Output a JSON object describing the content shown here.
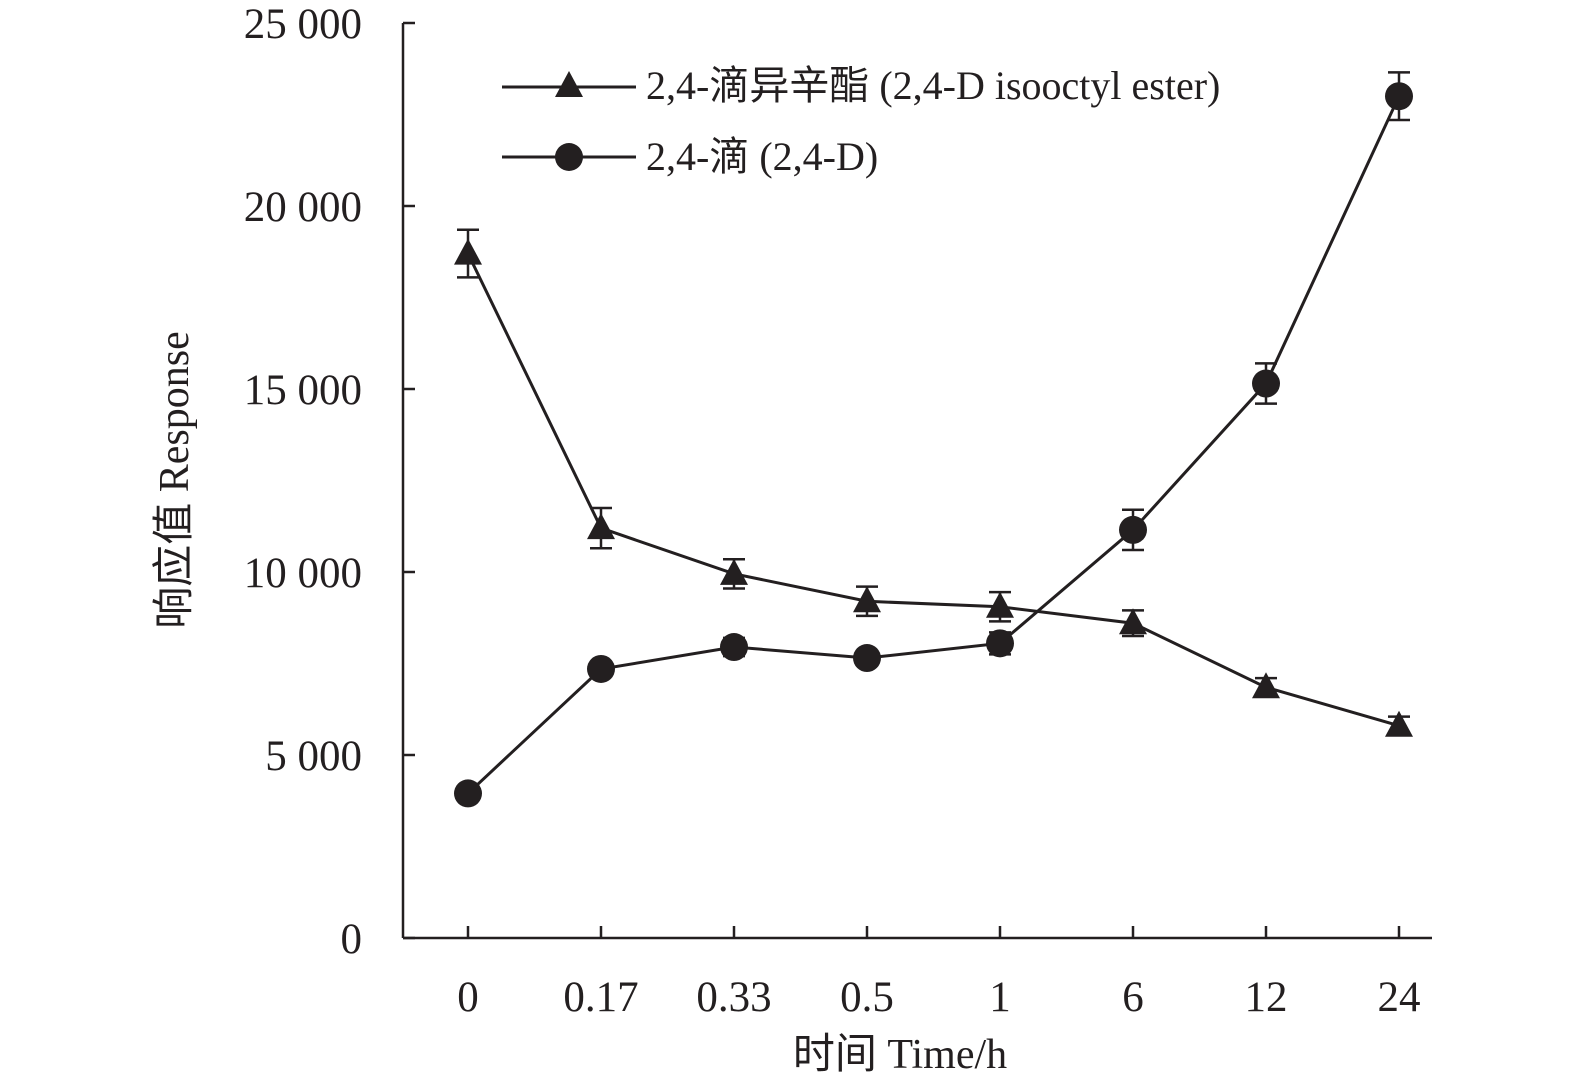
{
  "chart_data": {
    "type": "line",
    "categories": [
      "0",
      "0.17",
      "0.33",
      "0.5",
      "1",
      "6",
      "12",
      "24"
    ],
    "xlabel": "时间 Time/h",
    "ylabel": "响应值 Response",
    "ylim": [
      0,
      25000
    ],
    "yticks": [
      0,
      5000,
      10000,
      15000,
      20000,
      25000
    ],
    "ytick_labels": [
      "0",
      "5 000",
      "10 000",
      "15 000",
      "20 000",
      "25 000"
    ],
    "grid": false,
    "legend_position": "top-right",
    "series": [
      {
        "name": "2,4-滴异辛酯 (2,4-D isooctyl ester)",
        "marker": "triangle",
        "values": [
          18700,
          11200,
          9950,
          9200,
          9050,
          8600,
          6850,
          5800
        ],
        "errors": [
          650,
          550,
          400,
          400,
          400,
          350,
          250,
          250
        ]
      },
      {
        "name": "2,4-滴 (2,4-D)",
        "marker": "circle",
        "values": [
          3950,
          7350,
          7950,
          7650,
          8050,
          11150,
          15150,
          23000
        ],
        "errors": [
          150,
          200,
          250,
          200,
          300,
          550,
          550,
          650
        ]
      }
    ],
    "colors": {
      "line": "#231f20",
      "marker": "#231f20"
    }
  }
}
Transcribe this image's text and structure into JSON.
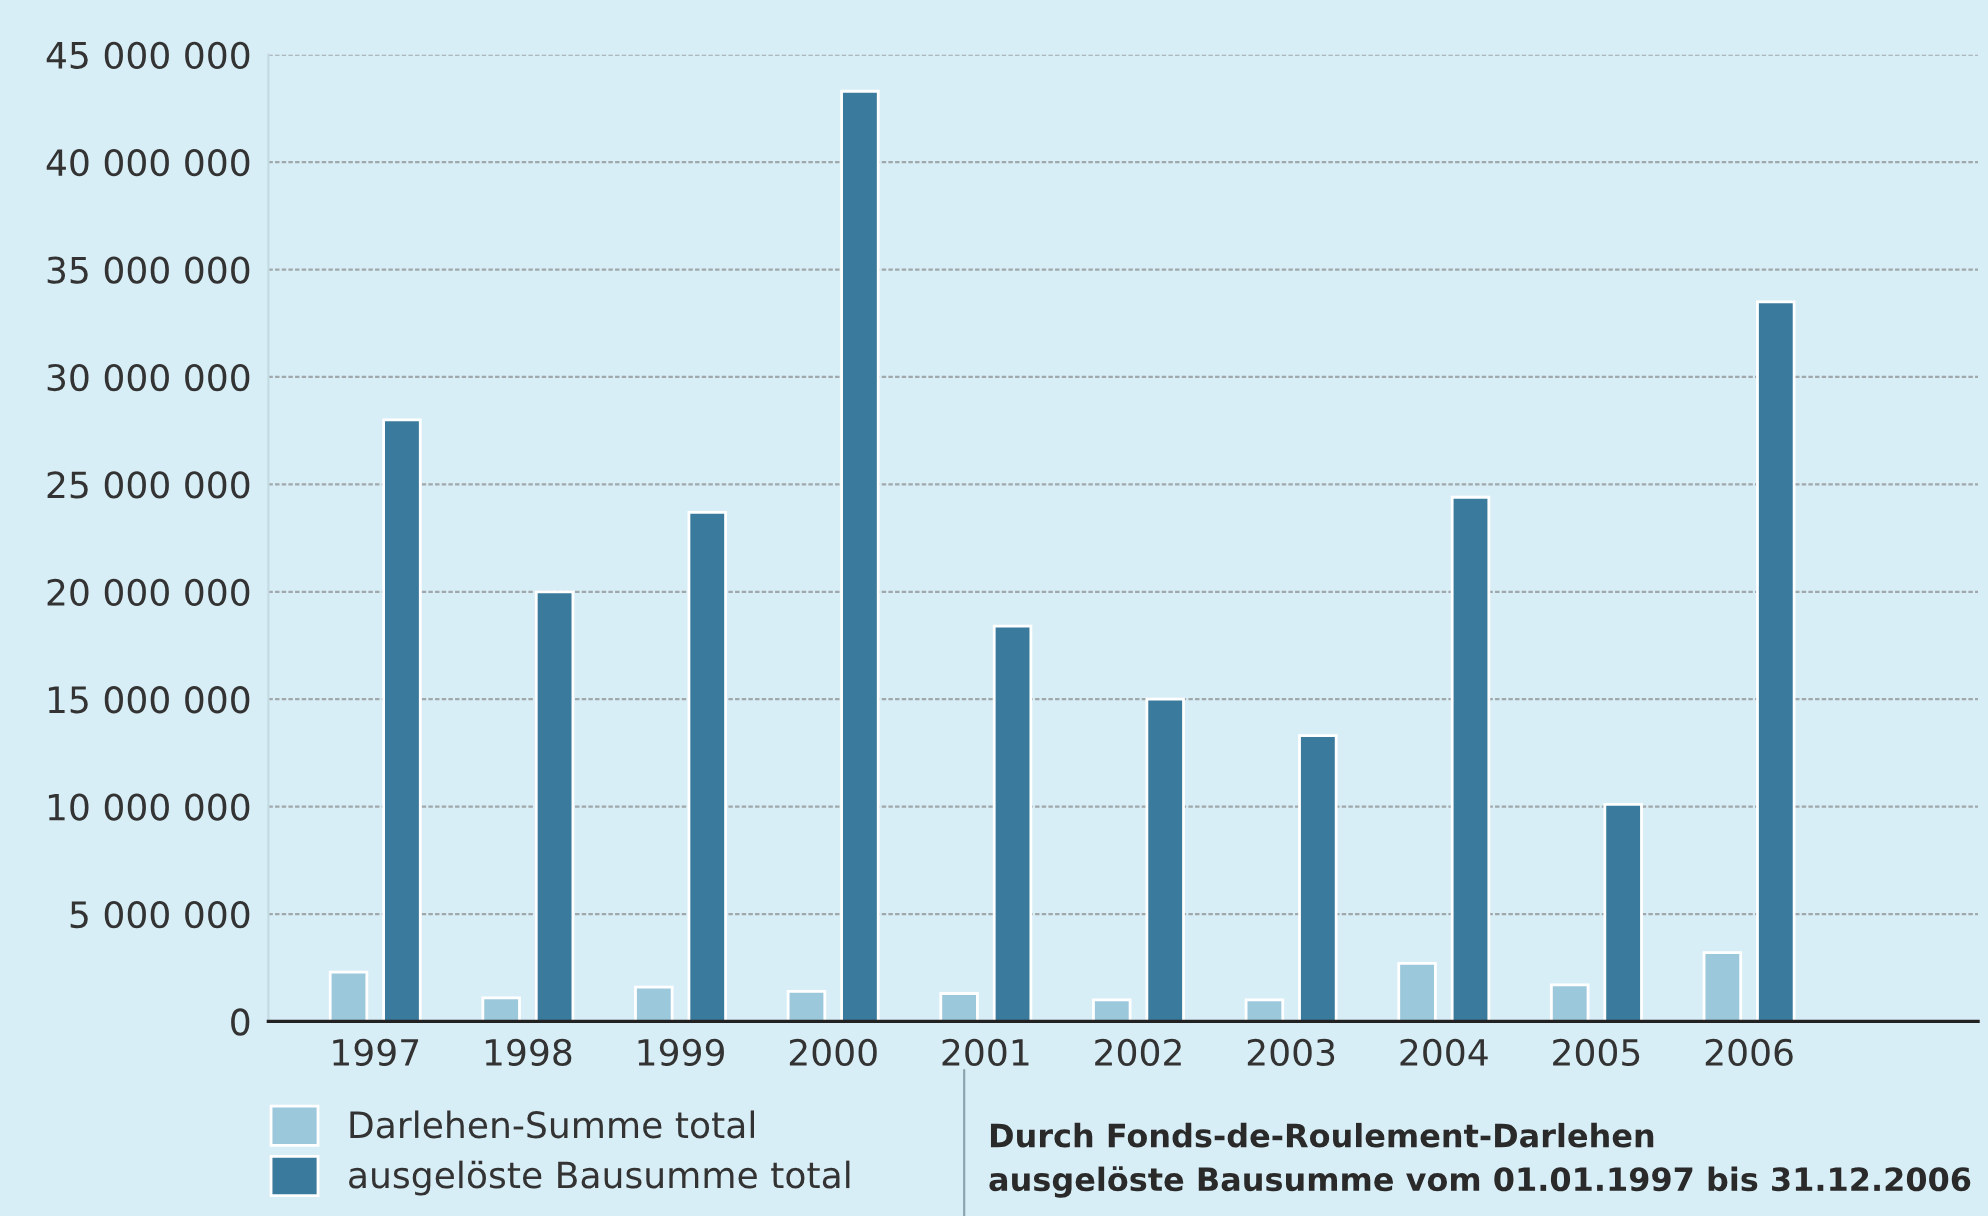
{
  "chart_data": {
    "type": "bar",
    "categories": [
      "1997",
      "1998",
      "1999",
      "2000",
      "2001",
      "2002",
      "2003",
      "2004",
      "2005",
      "2006"
    ],
    "series": [
      {
        "name": "Darlehen-Summe total",
        "color": "#9cc8dc",
        "values": [
          2300000,
          1100000,
          1600000,
          1400000,
          1300000,
          1000000,
          1000000,
          2700000,
          1700000,
          3200000
        ]
      },
      {
        "name": "ausgelöste Bausumme total",
        "color": "#3a7a9c",
        "values": [
          28000000,
          20000000,
          23700000,
          43300000,
          18400000,
          15000000,
          13300000,
          24400000,
          10100000,
          33500000
        ]
      }
    ],
    "ylim": [
      0,
      45000000
    ],
    "yticks": [
      {
        "value": 0,
        "label": "0"
      },
      {
        "value": 5000000,
        "label": "5 000 000"
      },
      {
        "value": 10000000,
        "label": "10 000 000"
      },
      {
        "value": 15000000,
        "label": "15 000 000"
      },
      {
        "value": 20000000,
        "label": "20 000 000"
      },
      {
        "value": 25000000,
        "label": "25 000 000"
      },
      {
        "value": 30000000,
        "label": "30 000 000"
      },
      {
        "value": 35000000,
        "label": "35 000 000"
      },
      {
        "value": 40000000,
        "label": "40 000 000"
      },
      {
        "value": 45000000,
        "label": "45 000 000"
      }
    ],
    "grid": "y",
    "legend": "bottom left",
    "annotations": [
      "Durch Fonds-de-Roulement-Darlehen\nausgelöste Bausumme vom 01.01.1997 bis 31.12.2006"
    ]
  }
}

GIVEN TASK: Your copy should repeat each entry above exactly but contain no pictures.

SOLUTION FOR THIS PROBLEM:
Output a JSON object describing the content shown here.
{
  "chart_data": {
    "type": "line",
    "categories": [
      "0",
      "0.17",
      "0.33",
      "0.5",
      "1",
      "6",
      "12",
      "24"
    ],
    "xlabel": "时间 Time/h",
    "ylabel": "响应值 Response",
    "ylim": [
      0,
      25000
    ],
    "yticks": [
      0,
      5000,
      10000,
      15000,
      20000,
      25000
    ],
    "ytick_labels": [
      "0",
      "5 000",
      "10 000",
      "15 000",
      "20 000",
      "25 000"
    ],
    "grid": false,
    "legend_position": "top-right",
    "series": [
      {
        "name": "2,4-滴异辛酯 (2,4-D isooctyl ester)",
        "marker": "triangle",
        "values": [
          18700,
          11200,
          9950,
          9200,
          9050,
          8600,
          6850,
          5800
        ],
        "errors": [
          650,
          550,
          400,
          400,
          400,
          350,
          250,
          250
        ]
      },
      {
        "name": "2,4-滴 (2,4-D)",
        "marker": "circle",
        "values": [
          3950,
          7350,
          7950,
          7650,
          8050,
          11150,
          15150,
          23000
        ],
        "errors": [
          150,
          200,
          250,
          200,
          300,
          550,
          550,
          650
        ]
      }
    ],
    "colors": {
      "line": "#231f20",
      "marker": "#231f20"
    }
  }
}
Transcribe this image's text and structure into JSON.
{
  "chart_data": {
    "type": "bar",
    "categories": [
      "1997",
      "1998",
      "1999",
      "2000",
      "2001",
      "2002",
      "2003",
      "2004",
      "2005",
      "2006"
    ],
    "series": [
      {
        "name": "Darlehen-Summe total",
        "color": "#9cc8dc",
        "values": [
          2300000,
          1100000,
          1600000,
          1400000,
          1300000,
          1000000,
          1000000,
          2700000,
          1700000,
          3200000
        ]
      },
      {
        "name": "ausgelöste Bausumme total",
        "color": "#3a7a9c",
        "values": [
          28000000,
          20000000,
          23700000,
          43300000,
          18400000,
          15000000,
          13300000,
          24400000,
          10100000,
          33500000
        ]
      }
    ],
    "ylim": [
      0,
      45000000
    ],
    "yticks": [
      {
        "value": 0,
        "label": "0"
      },
      {
        "value": 5000000,
        "label": "5 000 000"
      },
      {
        "value": 10000000,
        "label": "10 000 000"
      },
      {
        "value": 15000000,
        "label": "15 000 000"
      },
      {
        "value": 20000000,
        "label": "20 000 000"
      },
      {
        "value": 25000000,
        "label": "25 000 000"
      },
      {
        "value": 30000000,
        "label": "30 000 000"
      },
      {
        "value": 35000000,
        "label": "35 000 000"
      },
      {
        "value": 40000000,
        "label": "40 000 000"
      },
      {
        "value": 45000000,
        "label": "45 000 000"
      }
    ],
    "grid": "y",
    "legend": "bottom left",
    "annotations": [
      "Durch Fonds-de-Roulement-Darlehen\nausgelöste Bausumme vom 01.01.1997 bis 31.12.2006"
    ]
  }
}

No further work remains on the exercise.